==== Material to process ====
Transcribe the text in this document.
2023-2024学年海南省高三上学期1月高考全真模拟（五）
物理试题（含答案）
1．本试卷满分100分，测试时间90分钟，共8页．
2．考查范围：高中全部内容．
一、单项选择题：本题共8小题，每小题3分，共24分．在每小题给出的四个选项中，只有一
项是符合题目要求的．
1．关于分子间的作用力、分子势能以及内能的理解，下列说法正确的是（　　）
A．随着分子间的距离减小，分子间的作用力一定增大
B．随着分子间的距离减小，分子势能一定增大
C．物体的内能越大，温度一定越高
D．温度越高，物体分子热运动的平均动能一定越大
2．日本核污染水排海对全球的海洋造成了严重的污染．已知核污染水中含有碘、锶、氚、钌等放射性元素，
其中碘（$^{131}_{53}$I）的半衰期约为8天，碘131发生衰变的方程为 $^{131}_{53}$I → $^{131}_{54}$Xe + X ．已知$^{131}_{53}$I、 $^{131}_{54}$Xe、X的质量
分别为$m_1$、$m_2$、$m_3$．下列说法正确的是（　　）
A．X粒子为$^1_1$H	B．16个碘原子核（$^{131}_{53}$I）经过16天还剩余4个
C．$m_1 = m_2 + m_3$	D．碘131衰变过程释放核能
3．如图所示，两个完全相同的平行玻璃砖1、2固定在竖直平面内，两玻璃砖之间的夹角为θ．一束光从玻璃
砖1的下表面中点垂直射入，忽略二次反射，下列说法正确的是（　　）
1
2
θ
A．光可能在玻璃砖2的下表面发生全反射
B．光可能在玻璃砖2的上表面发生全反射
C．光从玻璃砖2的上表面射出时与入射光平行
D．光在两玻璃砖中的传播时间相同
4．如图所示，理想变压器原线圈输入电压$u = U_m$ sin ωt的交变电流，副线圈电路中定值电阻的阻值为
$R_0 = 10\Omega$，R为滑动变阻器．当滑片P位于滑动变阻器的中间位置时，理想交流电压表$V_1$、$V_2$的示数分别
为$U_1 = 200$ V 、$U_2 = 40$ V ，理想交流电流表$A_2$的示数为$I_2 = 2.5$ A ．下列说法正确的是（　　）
====
==== Material to process ====
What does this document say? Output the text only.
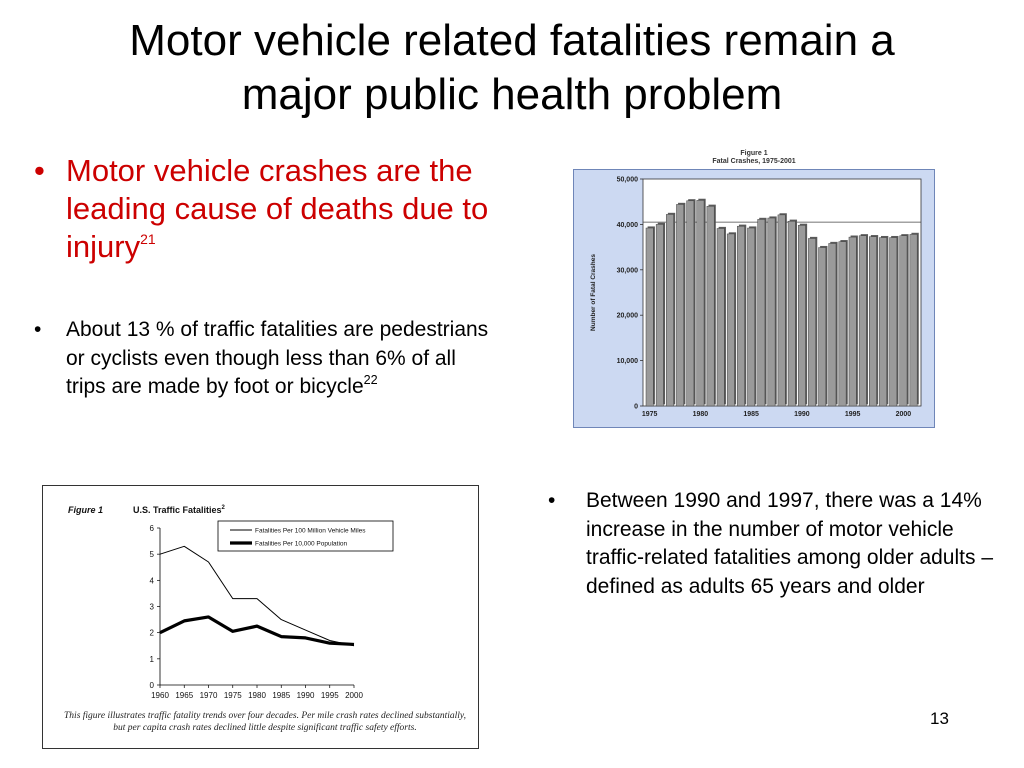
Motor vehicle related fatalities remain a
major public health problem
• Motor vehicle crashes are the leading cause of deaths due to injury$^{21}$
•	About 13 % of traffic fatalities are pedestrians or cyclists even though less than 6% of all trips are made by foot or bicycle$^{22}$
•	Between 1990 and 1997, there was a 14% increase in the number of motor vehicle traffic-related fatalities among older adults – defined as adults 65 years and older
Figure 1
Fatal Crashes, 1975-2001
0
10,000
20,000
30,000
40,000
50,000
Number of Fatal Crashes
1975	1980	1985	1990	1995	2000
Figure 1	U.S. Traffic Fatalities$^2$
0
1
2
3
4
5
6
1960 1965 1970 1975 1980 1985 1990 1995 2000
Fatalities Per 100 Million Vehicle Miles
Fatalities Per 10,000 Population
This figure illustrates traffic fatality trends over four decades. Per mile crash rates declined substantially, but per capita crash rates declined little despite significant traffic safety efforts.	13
====
| What is expected |
Check every line for "下列说法正确的是" and show the ones that have it.

| Written answer |
1．关于分子间的作用力、分子势能以及内能的理解，下列说法正确的是（　　）
分别为$m_1$、$m_2$、$m_3$．下列说法正确的是（　　）
砖1的下表面中点垂直射入，忽略二次反射，下列说法正确的是（　　）
为$U_1 = 200$ V 、$U_2 = 40$ V ，理想交流电流表$A_2$的示数为$I_2 = 2.5$ A ．下列说法正确的是（　　）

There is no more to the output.